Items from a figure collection
══════════
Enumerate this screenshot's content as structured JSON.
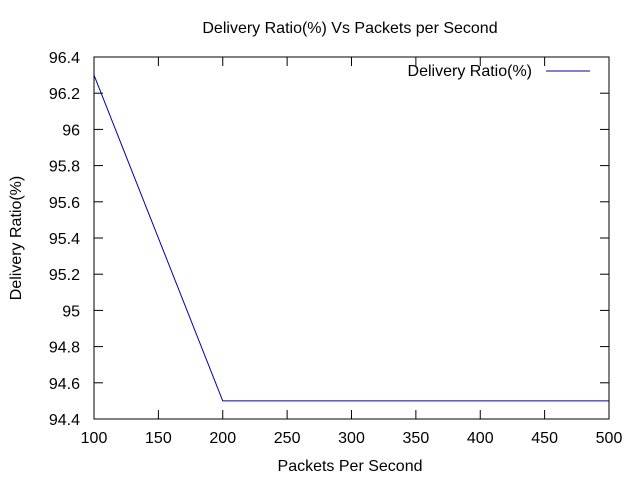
{
  "chart_data": {
    "type": "line",
    "title": "Delivery Ratio(%) Vs Packets per Second",
    "xlabel": "Packets Per Second",
    "ylabel": "Delivery Ratio(%)",
    "xlim": [
      100,
      500
    ],
    "ylim": [
      94.4,
      96.4
    ],
    "xticks": [
      "100",
      "150",
      "200",
      "250",
      "300",
      "350",
      "400",
      "450",
      "500"
    ],
    "yticks": [
      "94.4",
      "94.6",
      "94.8",
      "95",
      "95.2",
      "95.4",
      "95.6",
      "95.8",
      "96",
      "96.2",
      "96.4"
    ],
    "grid": false,
    "legend_position": "top-right",
    "series": [
      {
        "name": "Delivery Ratio(%)",
        "color": "#0000aa",
        "x": [
          100,
          200,
          300,
          400,
          500
        ],
        "y": [
          96.3,
          94.5,
          94.5,
          94.5,
          94.5
        ]
      }
    ]
  }
}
══════════
§ Challenge: Extract the full listing exactly, with the pictures left out.

§ Complete answer:
Enumerate this screenshot's content as structured JSON.
{
  "chart_data": {
    "type": "line",
    "title": "Delivery Ratio(%) Vs Packets per Second",
    "xlabel": "Packets Per Second",
    "ylabel": "Delivery Ratio(%)",
    "xlim": [
      100,
      500
    ],
    "ylim": [
      94.4,
      96.4
    ],
    "xticks": [
      "100",
      "150",
      "200",
      "250",
      "300",
      "350",
      "400",
      "450",
      "500"
    ],
    "yticks": [
      "94.4",
      "94.6",
      "94.8",
      "95",
      "95.2",
      "95.4",
      "95.6",
      "95.8",
      "96",
      "96.2",
      "96.4"
    ],
    "grid": false,
    "legend_position": "top-right",
    "series": [
      {
        "name": "Delivery Ratio(%)",
        "color": "#0000aa",
        "x": [
          100,
          200,
          300,
          400,
          500
        ],
        "y": [
          96.3,
          94.5,
          94.5,
          94.5,
          94.5
        ]
      }
    ]
  }
}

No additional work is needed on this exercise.